-- Task prompt --
Identify the lines that include the word "Nguyễn", then copy all of them.

-- Provided data --

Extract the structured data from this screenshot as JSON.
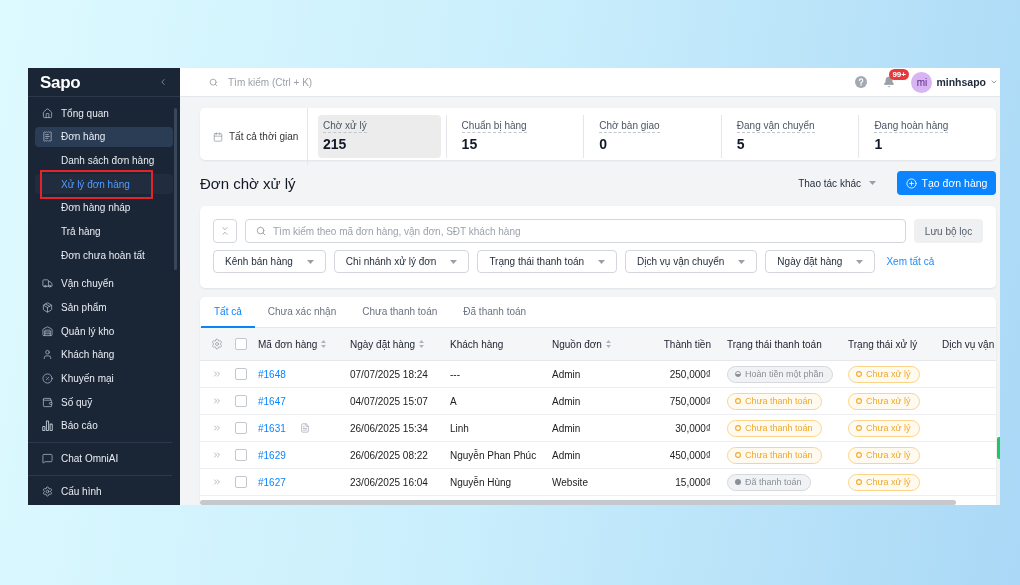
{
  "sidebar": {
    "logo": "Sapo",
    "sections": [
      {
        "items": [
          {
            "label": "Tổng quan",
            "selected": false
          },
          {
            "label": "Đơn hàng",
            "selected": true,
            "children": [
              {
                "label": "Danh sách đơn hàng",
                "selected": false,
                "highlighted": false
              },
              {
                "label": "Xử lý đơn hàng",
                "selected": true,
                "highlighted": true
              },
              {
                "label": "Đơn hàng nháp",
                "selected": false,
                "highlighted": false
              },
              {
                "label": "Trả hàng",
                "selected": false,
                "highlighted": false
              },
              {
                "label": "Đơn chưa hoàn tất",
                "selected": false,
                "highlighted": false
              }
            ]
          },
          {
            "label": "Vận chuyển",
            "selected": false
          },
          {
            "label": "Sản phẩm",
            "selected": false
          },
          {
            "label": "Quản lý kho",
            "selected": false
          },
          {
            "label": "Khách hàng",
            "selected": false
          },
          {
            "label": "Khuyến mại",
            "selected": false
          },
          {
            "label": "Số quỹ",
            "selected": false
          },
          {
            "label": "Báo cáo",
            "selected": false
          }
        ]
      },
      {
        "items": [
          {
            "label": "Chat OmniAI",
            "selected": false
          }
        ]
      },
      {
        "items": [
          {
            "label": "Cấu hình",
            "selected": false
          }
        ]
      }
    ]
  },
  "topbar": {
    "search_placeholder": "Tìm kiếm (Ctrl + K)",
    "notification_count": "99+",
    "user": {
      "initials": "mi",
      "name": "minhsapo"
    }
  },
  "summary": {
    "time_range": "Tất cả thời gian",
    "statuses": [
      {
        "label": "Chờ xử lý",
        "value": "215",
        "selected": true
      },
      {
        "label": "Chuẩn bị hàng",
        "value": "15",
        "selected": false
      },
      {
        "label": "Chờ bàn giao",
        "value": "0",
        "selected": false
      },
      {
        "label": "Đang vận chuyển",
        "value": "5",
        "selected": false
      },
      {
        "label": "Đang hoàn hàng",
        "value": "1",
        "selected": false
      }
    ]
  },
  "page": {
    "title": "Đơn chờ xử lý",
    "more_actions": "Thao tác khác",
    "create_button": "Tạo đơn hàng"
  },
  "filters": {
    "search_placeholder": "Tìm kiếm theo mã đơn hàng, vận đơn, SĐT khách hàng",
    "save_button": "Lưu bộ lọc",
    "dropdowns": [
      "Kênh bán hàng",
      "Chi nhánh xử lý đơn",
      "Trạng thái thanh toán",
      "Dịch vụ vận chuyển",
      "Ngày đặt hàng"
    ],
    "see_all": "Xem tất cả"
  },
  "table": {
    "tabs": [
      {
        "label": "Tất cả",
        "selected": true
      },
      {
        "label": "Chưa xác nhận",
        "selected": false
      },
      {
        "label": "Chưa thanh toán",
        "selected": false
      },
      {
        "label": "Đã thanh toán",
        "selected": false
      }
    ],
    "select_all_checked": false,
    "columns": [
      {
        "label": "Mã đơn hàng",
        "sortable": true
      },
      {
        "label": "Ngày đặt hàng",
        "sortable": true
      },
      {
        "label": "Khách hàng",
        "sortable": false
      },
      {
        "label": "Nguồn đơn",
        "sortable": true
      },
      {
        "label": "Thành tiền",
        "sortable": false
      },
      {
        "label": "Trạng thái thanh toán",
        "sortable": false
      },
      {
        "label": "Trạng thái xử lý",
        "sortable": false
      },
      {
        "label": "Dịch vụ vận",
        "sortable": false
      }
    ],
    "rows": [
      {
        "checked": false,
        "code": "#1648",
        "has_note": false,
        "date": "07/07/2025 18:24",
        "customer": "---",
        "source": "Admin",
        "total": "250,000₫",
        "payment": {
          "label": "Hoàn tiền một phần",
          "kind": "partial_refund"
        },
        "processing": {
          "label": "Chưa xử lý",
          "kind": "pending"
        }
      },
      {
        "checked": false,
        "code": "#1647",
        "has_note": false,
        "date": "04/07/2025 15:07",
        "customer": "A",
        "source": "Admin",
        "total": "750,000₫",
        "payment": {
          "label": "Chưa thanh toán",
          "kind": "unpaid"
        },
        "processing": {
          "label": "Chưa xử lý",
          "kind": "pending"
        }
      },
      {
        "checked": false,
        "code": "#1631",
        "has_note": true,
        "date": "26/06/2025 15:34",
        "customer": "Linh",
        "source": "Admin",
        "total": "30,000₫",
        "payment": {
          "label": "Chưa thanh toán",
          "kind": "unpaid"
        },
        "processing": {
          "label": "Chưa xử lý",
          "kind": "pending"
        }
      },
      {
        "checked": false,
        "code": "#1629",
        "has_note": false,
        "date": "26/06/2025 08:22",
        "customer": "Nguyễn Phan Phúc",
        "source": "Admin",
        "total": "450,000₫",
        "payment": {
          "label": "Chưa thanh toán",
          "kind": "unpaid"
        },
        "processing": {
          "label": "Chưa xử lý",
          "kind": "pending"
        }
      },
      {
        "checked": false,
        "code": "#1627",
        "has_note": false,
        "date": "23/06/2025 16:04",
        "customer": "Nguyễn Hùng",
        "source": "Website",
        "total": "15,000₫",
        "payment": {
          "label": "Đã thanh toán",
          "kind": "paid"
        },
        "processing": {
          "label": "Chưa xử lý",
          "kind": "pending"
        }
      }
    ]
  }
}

-- Expected answer --
        "customer": "Nguyễn Phan Phúc",
        "customer": "Nguyễn Hùng",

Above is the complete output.